● Recorded data

·····

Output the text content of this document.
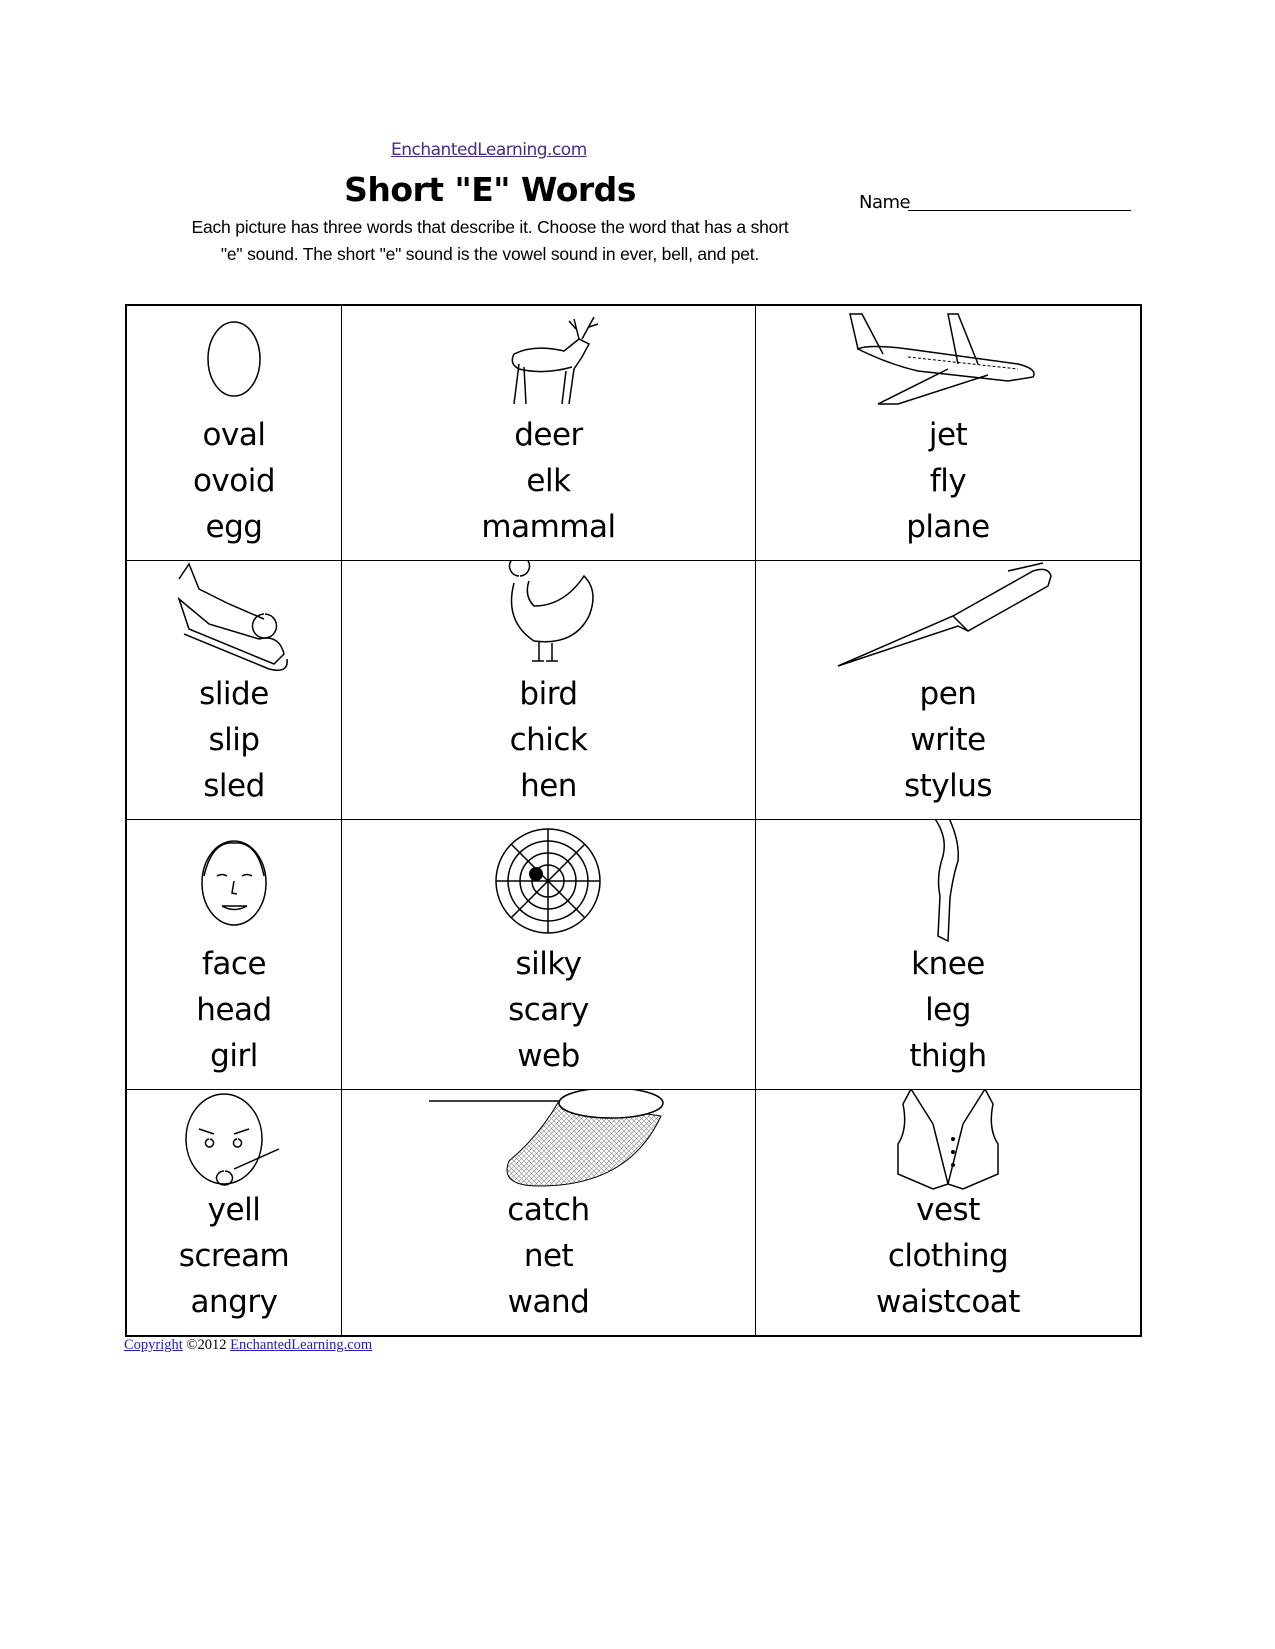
EnchantedLearning.com
Short "E" Words	Name
Each picture has three words that describe it. Choose the word that has a short
"e" sound. The short "e" sound is the vowel sound in ever, bell, and pet.
oval
ovoid
egg
deer
elk
mammal
jet
fly
plane
slide
slip
sled
bird
chick
hen
pen
write
stylus
face
head
girl
silky
scary
web
knee
leg
thigh
yell
scream
angry
catch
net
wand
vest
clothing
waistcoat
Copyright ©2012 EnchantedLearning.com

·····

● Work instructions
Copy the data word for word. Pictures do not go in the copy.

● Reply
Output the text content of this document.
EnchantedLearning.com
Short "E" Words	Name
Each picture has three words that describe it. Choose the word that has a short
"e" sound. The short "e" sound is the vowel sound in ever, bell, and pet.
oval
ovoid
egg
deer
elk
mammal
jet
fly
plane
slide
slip
sled
bird
chick
hen
pen
write
stylus
face
head
girl
silky
scary
web
knee
leg
thigh
yell
scream
angry
catch
net
wand
vest
clothing
waistcoat
Copyright ©2012 EnchantedLearning.com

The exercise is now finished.